··· DATASET EXTRACT ···

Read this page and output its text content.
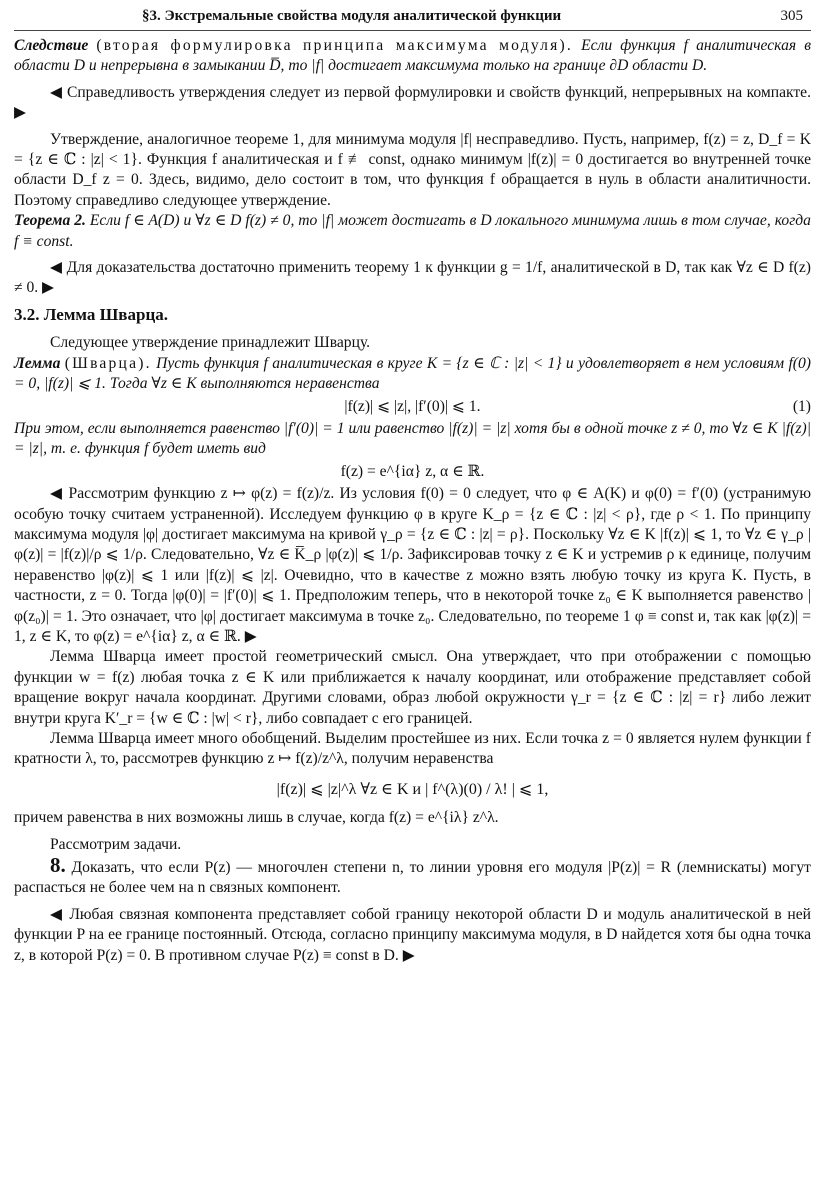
§3. Экстремальные свойства модуля аналитической функции	305

Следствие (вторая формулировка принципа максимума модуля). Если функция f аналитическая в области D и непрерывна в замыкании D̅, то |f| достигает максимума только на границе ∂D области D.

◀ Справедливость утверждения следует из первой формулировки и свойств функций, непрерывных на компакте. ▶

Утверждение, аналогичное теореме 1, для минимума модуля |f| несправедливо. Пусть, например, f(z) = z, D_f = K = {z ∈ ℂ : |z| < 1}. Функция f аналитическая и f ≢ const, однако минимум |f(z)| = 0 достигается во внутренней точке области D_f z = 0. Здесь, видимо, дело состоит в том, что функция f обращается в нуль в области аналитичности. Поэтому справедливо следующее утверждение.

Теорема 2. Если f ∈ A(D) и ∀z ∈ D f(z) ≠ 0, то |f| может достигать в D локального минимума лишь в том случае, когда f ≡ const.

◀ Для доказательства достаточно применить теорему 1 к функции g = 1/f, аналитической в D, так как ∀z ∈ D f(z) ≠ 0. ▶

3.2. Лемма Шварца.

Следующее утверждение принадлежит Шварцу.

Лемма (Шварца). Пусть функция f аналитическая в круге K = {z ∈ ℂ : |z| < 1} и удовлетворяет в нем условиям f(0) = 0, |f(z)| ⩽ 1. Тогда ∀z ∈ K выполняются неравенства

|f(z)| ⩽ |z|, |f′(0)| ⩽ 1.	(1)

При этом, если выполняется равенство |f′(0)| = 1 или равенство |f(z)| = |z| хотя бы в одной точке z ≠ 0, то ∀z ∈ K |f(z)| = |z|, т. е. функция f будет иметь вид

f(z) = e^{iα} z, α ∈ ℝ.

◀ Рассмотрим функцию z ↦ φ(z) = f(z)/z. Из условия f(0) = 0 следует, что φ ∈ A(K) и φ(0) = f′(0) (устранимую особую точку считаем устраненной). Исследуем функцию φ в круге K_ρ = {z ∈ ℂ : |z| < ρ}, где ρ < 1. По принципу максимума модуля |φ| достигает максимума на кривой γ_ρ = {z ∈ ℂ : |z| = ρ}. Поскольку ∀z ∈ K |f(z)| ⩽ 1, то ∀z ∈ γ_ρ |φ(z)| = |f(z)|/ρ ⩽ 1/ρ. Следовательно, ∀z ∈ K̅_ρ |φ(z)| ⩽ 1/ρ. Зафиксировав точку z ∈ K и устремив ρ к единице, получим неравенство |φ(z)| ⩽ 1 или |f(z)| ⩽ |z|. Очевидно, что в качестве z можно взять любую точку из круга K. Пусть, в частности, z = 0. Тогда |φ(0)| = |f′(0)| ⩽ 1. Предположим теперь, что в некоторой точке z₀ ∈ K выполняется равенство |φ(z₀)| = 1. Это означает, что |φ| достигает максимума в точке z₀. Следовательно, по теореме 1 φ ≡ const и, так как |φ(z)| = 1, z ∈ K, то φ(z) = e^{iα} z, α ∈ ℝ. ▶

Лемма Шварца имеет простой геометрический смысл. Она утверждает, что при отображении с помощью функции w = f(z) любая точка z ∈ K или приближается к началу координат, или отображение представляет собой вращение вокруг начала координат. Другими словами, образ любой окружности γ_r = {z ∈ ℂ : |z| = r} либо лежит внутри круга K′_r = {w ∈ ℂ : |w| < r}, либо совпадает с его границей.

Лемма Шварца имеет много обобщений. Выделим простейшее из них. Если точка z = 0 является нулем функции f кратности λ, то, рассмотрев функцию z ↦ f(z)/z^λ, получим неравенства

|f(z)| ⩽ |z|^λ ∀z ∈ K и | f^(λ)(0) / λ! | ⩽ 1,

причем равенства в них возможны лишь в случае, когда f(z) = e^{iλ} z^λ.

Рассмотрим задачи.

8. Доказать, что если P(z) — многочлен степени n, то линии уровня его модуля |P(z)| = R (лемнискаты) могут распасться не более чем на n связных компонент.

◀ Любая связная компонента представляет собой границу некоторой области D и модуль аналитической в ней функции P на ее границе постоянный. Отсюда, согласно принципу максимума модуля, в D найдется хотя бы одна точка z, в которой P(z) = 0. В противном случае P(z) ≡ const в D. ▶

···

**CHALLENGE**
Produce an exact copy of each line of data, skipping embedded images.

**FINISHED ANSWER**
Read this page and output its text content.
§3. Экстремальные свойства модуля аналитической функции	305

Следствие (вторая формулировка принципа максимума модуля). Если функция f аналитическая в области D и непрерывна в замыкании D̅, то |f| достигает максимума только на границе ∂D области D.

◀ Справедливость утверждения следует из первой формулировки и свойств функций, непрерывных на компакте. ▶

Утверждение, аналогичное теореме 1, для минимума модуля |f| несправедливо. Пусть, например, f(z) = z, D_f = K = {z ∈ ℂ : |z| < 1}. Функция f аналитическая и f ≢ const, однако минимум |f(z)| = 0 достигается во внутренней точке области D_f z = 0. Здесь, видимо, дело состоит в том, что функция f обращается в нуль в области аналитичности. Поэтому справедливо следующее утверждение.

Теорема 2. Если f ∈ A(D) и ∀z ∈ D f(z) ≠ 0, то |f| может достигать в D локального минимума лишь в том случае, когда f ≡ const.

◀ Для доказательства достаточно применить теорему 1 к функции g = 1/f, аналитической в D, так как ∀z ∈ D f(z) ≠ 0. ▶

3.2. Лемма Шварца.

Следующее утверждение принадлежит Шварцу.

Лемма (Шварца). Пусть функция f аналитическая в круге K = {z ∈ ℂ : |z| < 1} и удовлетворяет в нем условиям f(0) = 0, |f(z)| ⩽ 1. Тогда ∀z ∈ K выполняются неравенства

|f(z)| ⩽ |z|, |f′(0)| ⩽ 1.	(1)

При этом, если выполняется равенство |f′(0)| = 1 или равенство |f(z)| = |z| хотя бы в одной точке z ≠ 0, то ∀z ∈ K |f(z)| = |z|, т. е. функция f будет иметь вид

f(z) = e^{iα} z, α ∈ ℝ.

◀ Рассмотрим функцию z ↦ φ(z) = f(z)/z. Из условия f(0) = 0 следует, что φ ∈ A(K) и φ(0) = f′(0) (устранимую особую точку считаем устраненной). Исследуем функцию φ в круге K_ρ = {z ∈ ℂ : |z| < ρ}, где ρ < 1. По принципу максимума модуля |φ| достигает максимума на кривой γ_ρ = {z ∈ ℂ : |z| = ρ}. Поскольку ∀z ∈ K |f(z)| ⩽ 1, то ∀z ∈ γ_ρ |φ(z)| = |f(z)|/ρ ⩽ 1/ρ. Следовательно, ∀z ∈ K̅_ρ |φ(z)| ⩽ 1/ρ. Зафиксировав точку z ∈ K и устремив ρ к единице, получим неравенство |φ(z)| ⩽ 1 или |f(z)| ⩽ |z|. Очевидно, что в качестве z можно взять любую точку из круга K. Пусть, в частности, z = 0. Тогда |φ(0)| = |f′(0)| ⩽ 1. Предположим теперь, что в некоторой точке z₀ ∈ K выполняется равенство |φ(z₀)| = 1. Это означает, что |φ| достигает максимума в точке z₀. Следовательно, по теореме 1 φ ≡ const и, так как |φ(z)| = 1, z ∈ K, то φ(z) = e^{iα} z, α ∈ ℝ. ▶

Лемма Шварца имеет простой геометрический смысл. Она утверждает, что при отображении с помощью функции w = f(z) любая точка z ∈ K или приближается к началу координат, или отображение представляет собой вращение вокруг начала координат. Другими словами, образ любой окружности γ_r = {z ∈ ℂ : |z| = r} либо лежит внутри круга K′_r = {w ∈ ℂ : |w| < r}, либо совпадает с его границей.

Лемма Шварца имеет много обобщений. Выделим простейшее из них. Если точка z = 0 является нулем функции f кратности λ, то, рассмотрев функцию z ↦ f(z)/z^λ, получим неравенства

|f(z)| ⩽ |z|^λ ∀z ∈ K и | f^(λ)(0) / λ! | ⩽ 1,

причем равенства в них возможны лишь в случае, когда f(z) = e^{iλ} z^λ.

Рассмотрим задачи.

8. Доказать, что если P(z) — многочлен степени n, то линии уровня его модуля |P(z)| = R (лемнискаты) могут распасться не более чем на n связных компонент.

◀ Любая связная компонента представляет собой границу некоторой области D и модуль аналитической в ней функции P на ее границе постоянный. Отсюда, согласно принципу максимума модуля, в D найдется хотя бы одна точка z, в которой P(z) = 0. В противном случае P(z) ≡ const в D. ▶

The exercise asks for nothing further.